JOB —
Tally the lines with the word "ἀκόμη" and report the number alone.

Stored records
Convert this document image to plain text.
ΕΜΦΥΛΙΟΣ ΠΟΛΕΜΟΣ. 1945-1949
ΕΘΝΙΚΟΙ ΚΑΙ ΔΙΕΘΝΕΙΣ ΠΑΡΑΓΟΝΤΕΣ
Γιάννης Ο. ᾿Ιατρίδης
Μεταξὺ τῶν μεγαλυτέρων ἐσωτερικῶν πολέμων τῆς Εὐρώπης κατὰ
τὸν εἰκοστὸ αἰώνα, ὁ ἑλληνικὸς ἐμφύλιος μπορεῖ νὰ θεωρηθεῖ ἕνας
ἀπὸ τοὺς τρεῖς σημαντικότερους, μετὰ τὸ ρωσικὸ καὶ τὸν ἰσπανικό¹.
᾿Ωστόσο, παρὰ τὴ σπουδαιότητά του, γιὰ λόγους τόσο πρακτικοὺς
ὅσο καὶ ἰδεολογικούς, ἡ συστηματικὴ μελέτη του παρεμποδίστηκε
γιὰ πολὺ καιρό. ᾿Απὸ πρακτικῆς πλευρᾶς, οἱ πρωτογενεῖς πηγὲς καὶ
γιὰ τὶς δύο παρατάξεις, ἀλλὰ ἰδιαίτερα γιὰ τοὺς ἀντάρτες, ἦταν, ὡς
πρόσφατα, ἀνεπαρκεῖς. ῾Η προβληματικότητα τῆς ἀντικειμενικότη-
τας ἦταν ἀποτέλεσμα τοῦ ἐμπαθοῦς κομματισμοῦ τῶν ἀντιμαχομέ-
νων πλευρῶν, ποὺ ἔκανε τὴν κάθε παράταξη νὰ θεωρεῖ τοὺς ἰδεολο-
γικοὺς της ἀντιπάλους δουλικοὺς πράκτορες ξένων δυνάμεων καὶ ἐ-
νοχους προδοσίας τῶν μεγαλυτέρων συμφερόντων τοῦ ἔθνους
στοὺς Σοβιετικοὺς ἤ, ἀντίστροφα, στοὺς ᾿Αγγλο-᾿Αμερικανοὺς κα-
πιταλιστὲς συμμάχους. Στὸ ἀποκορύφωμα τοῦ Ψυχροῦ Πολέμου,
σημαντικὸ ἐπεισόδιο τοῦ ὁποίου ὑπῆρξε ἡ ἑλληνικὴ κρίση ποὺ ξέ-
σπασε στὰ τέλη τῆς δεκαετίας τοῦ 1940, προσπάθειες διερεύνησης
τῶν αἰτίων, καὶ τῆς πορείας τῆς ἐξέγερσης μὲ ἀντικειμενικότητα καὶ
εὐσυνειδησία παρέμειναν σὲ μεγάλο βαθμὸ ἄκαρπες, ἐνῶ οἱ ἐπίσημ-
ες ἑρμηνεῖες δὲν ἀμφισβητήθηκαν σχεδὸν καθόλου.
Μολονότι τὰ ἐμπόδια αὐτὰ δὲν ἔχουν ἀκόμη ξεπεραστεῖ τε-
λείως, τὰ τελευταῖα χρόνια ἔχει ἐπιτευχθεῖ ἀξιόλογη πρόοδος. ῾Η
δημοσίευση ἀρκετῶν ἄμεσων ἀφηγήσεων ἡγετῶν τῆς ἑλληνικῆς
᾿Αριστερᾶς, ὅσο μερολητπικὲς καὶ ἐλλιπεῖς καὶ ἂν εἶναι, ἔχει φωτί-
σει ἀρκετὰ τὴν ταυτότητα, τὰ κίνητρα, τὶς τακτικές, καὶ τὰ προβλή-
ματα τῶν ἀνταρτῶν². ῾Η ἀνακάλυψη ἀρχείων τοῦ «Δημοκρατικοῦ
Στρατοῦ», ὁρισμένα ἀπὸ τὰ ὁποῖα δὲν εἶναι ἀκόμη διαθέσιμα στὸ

SOLUTION TO THIS EXERCISE —
2